— start Record list —

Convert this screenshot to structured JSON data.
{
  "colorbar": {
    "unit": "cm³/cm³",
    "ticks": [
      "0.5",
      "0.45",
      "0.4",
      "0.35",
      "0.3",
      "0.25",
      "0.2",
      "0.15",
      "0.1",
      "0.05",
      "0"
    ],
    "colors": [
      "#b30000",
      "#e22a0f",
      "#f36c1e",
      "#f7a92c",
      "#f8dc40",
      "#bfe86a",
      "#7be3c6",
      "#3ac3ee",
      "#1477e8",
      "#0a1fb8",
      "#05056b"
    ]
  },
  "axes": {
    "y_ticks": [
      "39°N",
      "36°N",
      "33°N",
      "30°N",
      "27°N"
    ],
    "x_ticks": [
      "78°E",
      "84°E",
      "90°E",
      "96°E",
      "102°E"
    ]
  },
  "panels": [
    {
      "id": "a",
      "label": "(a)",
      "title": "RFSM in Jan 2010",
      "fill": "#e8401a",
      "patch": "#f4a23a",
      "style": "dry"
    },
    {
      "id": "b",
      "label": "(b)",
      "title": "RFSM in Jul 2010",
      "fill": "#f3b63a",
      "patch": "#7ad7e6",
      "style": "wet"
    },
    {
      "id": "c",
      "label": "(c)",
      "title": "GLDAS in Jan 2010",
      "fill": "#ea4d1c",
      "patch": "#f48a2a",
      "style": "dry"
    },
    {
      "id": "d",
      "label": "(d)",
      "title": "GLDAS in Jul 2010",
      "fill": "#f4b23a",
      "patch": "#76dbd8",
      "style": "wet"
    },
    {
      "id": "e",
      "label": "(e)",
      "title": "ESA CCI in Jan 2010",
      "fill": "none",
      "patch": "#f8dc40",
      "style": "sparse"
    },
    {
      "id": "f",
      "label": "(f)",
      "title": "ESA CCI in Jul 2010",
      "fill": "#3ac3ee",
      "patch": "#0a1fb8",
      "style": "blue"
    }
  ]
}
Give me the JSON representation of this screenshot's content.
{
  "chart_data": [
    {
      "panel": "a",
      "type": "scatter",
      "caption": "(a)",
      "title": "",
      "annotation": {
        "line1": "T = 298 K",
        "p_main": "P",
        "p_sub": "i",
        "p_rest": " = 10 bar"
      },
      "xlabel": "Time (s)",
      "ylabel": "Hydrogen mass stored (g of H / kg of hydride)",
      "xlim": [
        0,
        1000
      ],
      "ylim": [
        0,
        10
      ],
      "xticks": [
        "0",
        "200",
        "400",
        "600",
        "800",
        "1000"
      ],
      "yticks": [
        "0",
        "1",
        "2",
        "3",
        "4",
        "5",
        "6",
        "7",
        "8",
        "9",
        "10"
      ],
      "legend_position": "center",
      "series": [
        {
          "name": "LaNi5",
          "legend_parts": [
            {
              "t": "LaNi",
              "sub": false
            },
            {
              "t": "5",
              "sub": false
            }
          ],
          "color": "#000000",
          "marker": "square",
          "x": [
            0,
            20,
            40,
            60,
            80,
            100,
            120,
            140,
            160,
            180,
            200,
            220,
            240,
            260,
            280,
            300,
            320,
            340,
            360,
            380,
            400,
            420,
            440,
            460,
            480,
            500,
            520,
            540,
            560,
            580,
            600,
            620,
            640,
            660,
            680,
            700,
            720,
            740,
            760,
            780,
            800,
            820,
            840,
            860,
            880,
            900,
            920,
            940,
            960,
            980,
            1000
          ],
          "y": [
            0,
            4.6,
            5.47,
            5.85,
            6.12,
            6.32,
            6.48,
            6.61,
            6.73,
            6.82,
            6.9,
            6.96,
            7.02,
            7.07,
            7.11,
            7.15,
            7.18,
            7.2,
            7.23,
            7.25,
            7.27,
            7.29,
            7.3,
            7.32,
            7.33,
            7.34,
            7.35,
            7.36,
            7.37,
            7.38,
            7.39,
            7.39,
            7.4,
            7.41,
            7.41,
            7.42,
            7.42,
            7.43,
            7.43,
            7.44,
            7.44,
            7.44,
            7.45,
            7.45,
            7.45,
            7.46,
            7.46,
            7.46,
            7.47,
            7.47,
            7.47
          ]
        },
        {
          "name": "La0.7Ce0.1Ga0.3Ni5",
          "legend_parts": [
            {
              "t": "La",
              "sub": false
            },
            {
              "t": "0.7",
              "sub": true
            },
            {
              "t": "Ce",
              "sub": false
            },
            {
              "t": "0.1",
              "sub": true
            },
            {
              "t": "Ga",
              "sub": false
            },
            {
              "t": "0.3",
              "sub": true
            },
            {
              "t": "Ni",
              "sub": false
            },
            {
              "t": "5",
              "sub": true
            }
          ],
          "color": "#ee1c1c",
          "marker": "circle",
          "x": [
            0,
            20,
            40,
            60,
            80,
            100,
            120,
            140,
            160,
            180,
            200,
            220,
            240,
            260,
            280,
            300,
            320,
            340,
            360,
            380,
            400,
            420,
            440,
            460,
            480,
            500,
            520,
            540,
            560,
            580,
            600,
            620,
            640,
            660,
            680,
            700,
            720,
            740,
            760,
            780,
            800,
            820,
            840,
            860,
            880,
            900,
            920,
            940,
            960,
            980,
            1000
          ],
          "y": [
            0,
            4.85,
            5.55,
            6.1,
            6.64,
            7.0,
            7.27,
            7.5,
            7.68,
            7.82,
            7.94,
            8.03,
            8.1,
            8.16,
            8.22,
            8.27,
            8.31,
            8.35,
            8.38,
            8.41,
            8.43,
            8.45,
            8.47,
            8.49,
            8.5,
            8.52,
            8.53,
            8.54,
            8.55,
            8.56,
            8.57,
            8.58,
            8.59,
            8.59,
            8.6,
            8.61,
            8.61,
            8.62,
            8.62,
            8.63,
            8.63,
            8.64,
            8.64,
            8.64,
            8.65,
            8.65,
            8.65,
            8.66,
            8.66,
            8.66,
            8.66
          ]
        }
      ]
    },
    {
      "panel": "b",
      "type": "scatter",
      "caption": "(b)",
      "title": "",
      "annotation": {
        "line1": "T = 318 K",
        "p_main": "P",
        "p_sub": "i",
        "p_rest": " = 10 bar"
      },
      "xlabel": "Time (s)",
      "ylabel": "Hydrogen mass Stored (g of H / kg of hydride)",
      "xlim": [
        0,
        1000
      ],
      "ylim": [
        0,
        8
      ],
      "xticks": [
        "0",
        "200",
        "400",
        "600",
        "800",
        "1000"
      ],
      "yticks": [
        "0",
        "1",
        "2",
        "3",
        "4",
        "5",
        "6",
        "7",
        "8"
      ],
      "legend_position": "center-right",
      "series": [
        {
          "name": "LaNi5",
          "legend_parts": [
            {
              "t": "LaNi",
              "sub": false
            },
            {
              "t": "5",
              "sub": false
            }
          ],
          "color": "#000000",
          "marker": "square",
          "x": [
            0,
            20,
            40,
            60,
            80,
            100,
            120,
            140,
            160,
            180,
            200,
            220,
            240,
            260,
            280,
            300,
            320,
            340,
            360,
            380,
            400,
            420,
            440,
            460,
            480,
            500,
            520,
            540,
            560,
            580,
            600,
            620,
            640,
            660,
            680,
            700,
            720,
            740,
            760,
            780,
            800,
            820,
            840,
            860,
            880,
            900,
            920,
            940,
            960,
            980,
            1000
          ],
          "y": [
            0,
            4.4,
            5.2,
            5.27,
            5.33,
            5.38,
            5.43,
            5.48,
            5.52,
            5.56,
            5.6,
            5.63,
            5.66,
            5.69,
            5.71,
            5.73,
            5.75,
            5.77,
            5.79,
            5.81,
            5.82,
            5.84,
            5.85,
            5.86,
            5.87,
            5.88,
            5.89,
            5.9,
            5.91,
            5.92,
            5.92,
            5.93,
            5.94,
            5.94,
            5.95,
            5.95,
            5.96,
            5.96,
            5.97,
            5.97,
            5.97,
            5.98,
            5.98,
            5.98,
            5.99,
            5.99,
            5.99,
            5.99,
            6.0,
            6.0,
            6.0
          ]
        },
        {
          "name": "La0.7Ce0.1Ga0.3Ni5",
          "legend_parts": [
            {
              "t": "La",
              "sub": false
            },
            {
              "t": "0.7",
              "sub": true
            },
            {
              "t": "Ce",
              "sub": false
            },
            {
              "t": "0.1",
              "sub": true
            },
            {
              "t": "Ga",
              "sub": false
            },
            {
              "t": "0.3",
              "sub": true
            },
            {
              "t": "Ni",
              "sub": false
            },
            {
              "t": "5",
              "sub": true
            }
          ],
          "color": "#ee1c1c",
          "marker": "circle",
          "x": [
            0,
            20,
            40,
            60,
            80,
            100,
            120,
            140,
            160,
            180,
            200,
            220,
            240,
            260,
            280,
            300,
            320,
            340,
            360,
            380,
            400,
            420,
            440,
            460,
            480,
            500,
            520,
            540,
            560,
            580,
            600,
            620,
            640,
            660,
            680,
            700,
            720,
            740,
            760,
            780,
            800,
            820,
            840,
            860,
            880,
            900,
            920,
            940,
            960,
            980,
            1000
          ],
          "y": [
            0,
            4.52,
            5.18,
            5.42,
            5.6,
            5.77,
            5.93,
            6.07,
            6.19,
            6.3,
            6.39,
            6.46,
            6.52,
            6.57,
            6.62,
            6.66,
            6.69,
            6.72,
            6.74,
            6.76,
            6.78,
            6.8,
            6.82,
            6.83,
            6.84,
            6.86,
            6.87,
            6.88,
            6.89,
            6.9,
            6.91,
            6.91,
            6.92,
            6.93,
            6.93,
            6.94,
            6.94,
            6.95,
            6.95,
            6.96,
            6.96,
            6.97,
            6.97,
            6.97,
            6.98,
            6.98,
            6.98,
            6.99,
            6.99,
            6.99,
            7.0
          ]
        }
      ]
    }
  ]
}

— end Record list —

● Work instructions
Find every line in the entries that includes the word "title", then state how many there are and nothing else.

● Answer to this task
8